[Input for this task start]

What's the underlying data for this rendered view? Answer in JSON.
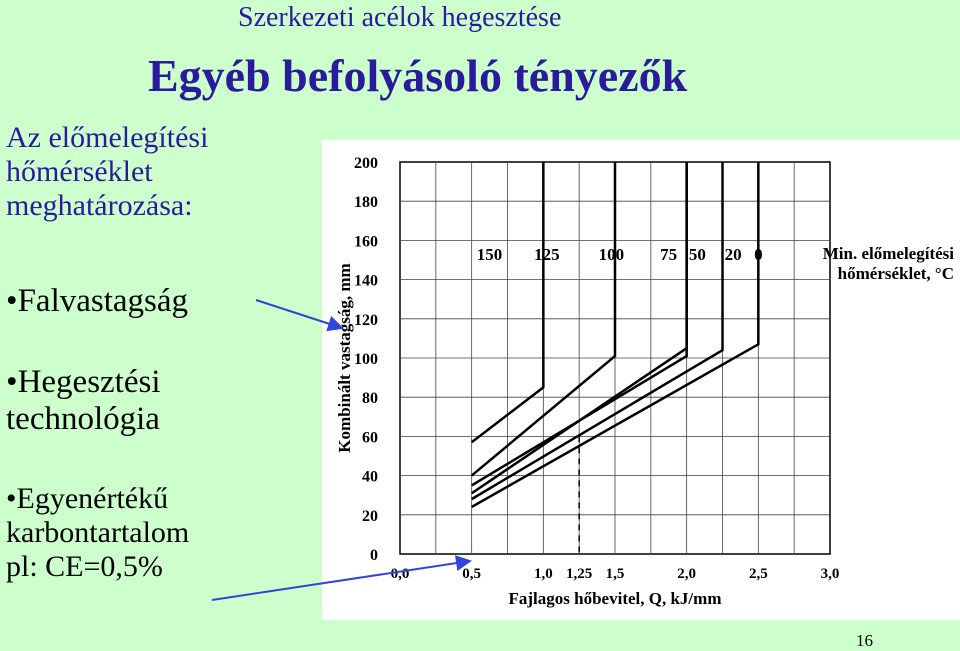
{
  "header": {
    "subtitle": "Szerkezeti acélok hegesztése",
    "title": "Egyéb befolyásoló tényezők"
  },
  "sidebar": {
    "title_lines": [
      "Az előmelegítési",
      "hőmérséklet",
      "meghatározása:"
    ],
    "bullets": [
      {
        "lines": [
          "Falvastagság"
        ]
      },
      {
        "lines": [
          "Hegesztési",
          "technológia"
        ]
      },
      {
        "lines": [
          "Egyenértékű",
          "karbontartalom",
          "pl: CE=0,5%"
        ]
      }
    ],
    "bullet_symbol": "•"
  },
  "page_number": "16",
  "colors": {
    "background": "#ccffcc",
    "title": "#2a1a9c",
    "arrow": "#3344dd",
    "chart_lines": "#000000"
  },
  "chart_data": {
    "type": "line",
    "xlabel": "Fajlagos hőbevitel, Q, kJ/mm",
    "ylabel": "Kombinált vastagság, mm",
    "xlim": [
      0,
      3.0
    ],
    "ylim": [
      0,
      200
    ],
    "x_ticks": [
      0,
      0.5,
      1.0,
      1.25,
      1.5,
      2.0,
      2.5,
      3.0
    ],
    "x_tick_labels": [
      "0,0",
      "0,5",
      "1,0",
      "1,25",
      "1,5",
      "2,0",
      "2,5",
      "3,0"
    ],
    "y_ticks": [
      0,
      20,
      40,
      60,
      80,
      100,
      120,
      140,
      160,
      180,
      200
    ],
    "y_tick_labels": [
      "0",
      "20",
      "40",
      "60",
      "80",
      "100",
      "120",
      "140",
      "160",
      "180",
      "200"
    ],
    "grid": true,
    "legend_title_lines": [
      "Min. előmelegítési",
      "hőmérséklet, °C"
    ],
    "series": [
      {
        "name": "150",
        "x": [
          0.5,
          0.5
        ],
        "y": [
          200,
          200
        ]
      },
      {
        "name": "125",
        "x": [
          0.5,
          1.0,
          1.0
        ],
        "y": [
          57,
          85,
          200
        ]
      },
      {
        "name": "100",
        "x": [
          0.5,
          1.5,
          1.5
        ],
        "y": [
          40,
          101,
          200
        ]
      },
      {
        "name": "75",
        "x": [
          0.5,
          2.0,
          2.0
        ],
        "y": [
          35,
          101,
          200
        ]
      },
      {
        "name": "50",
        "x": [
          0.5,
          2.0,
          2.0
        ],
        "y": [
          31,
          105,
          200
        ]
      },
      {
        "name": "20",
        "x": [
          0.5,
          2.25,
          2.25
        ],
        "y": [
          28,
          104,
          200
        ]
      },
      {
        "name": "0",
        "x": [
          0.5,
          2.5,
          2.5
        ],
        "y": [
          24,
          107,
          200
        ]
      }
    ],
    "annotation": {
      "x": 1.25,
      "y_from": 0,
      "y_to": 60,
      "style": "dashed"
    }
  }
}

[Input for this task end]

Requirements = Leave the pictures out and reproduce all of the records exactly.

Exercise output =
What's the underlying data for this rendered view? Answer in JSON.
{
  "header": {
    "subtitle": "Szerkezeti acélok hegesztése",
    "title": "Egyéb befolyásoló tényezők"
  },
  "sidebar": {
    "title_lines": [
      "Az előmelegítési",
      "hőmérséklet",
      "meghatározása:"
    ],
    "bullets": [
      {
        "lines": [
          "Falvastagság"
        ]
      },
      {
        "lines": [
          "Hegesztési",
          "technológia"
        ]
      },
      {
        "lines": [
          "Egyenértékű",
          "karbontartalom",
          "pl: CE=0,5%"
        ]
      }
    ],
    "bullet_symbol": "•"
  },
  "page_number": "16",
  "colors": {
    "background": "#ccffcc",
    "title": "#2a1a9c",
    "arrow": "#3344dd",
    "chart_lines": "#000000"
  },
  "chart_data": {
    "type": "line",
    "xlabel": "Fajlagos hőbevitel, Q, kJ/mm",
    "ylabel": "Kombinált vastagság, mm",
    "xlim": [
      0,
      3.0
    ],
    "ylim": [
      0,
      200
    ],
    "x_ticks": [
      0,
      0.5,
      1.0,
      1.25,
      1.5,
      2.0,
      2.5,
      3.0
    ],
    "x_tick_labels": [
      "0,0",
      "0,5",
      "1,0",
      "1,25",
      "1,5",
      "2,0",
      "2,5",
      "3,0"
    ],
    "y_ticks": [
      0,
      20,
      40,
      60,
      80,
      100,
      120,
      140,
      160,
      180,
      200
    ],
    "y_tick_labels": [
      "0",
      "20",
      "40",
      "60",
      "80",
      "100",
      "120",
      "140",
      "160",
      "180",
      "200"
    ],
    "grid": true,
    "legend_title_lines": [
      "Min. előmelegítési",
      "hőmérséklet, °C"
    ],
    "series": [
      {
        "name": "150",
        "x": [
          0.5,
          0.5
        ],
        "y": [
          200,
          200
        ]
      },
      {
        "name": "125",
        "x": [
          0.5,
          1.0,
          1.0
        ],
        "y": [
          57,
          85,
          200
        ]
      },
      {
        "name": "100",
        "x": [
          0.5,
          1.5,
          1.5
        ],
        "y": [
          40,
          101,
          200
        ]
      },
      {
        "name": "75",
        "x": [
          0.5,
          2.0,
          2.0
        ],
        "y": [
          35,
          101,
          200
        ]
      },
      {
        "name": "50",
        "x": [
          0.5,
          2.0,
          2.0
        ],
        "y": [
          31,
          105,
          200
        ]
      },
      {
        "name": "20",
        "x": [
          0.5,
          2.25,
          2.25
        ],
        "y": [
          28,
          104,
          200
        ]
      },
      {
        "name": "0",
        "x": [
          0.5,
          2.5,
          2.5
        ],
        "y": [
          24,
          107,
          200
        ]
      }
    ],
    "annotation": {
      "x": 1.25,
      "y_from": 0,
      "y_to": 60,
      "style": "dashed"
    }
  }
}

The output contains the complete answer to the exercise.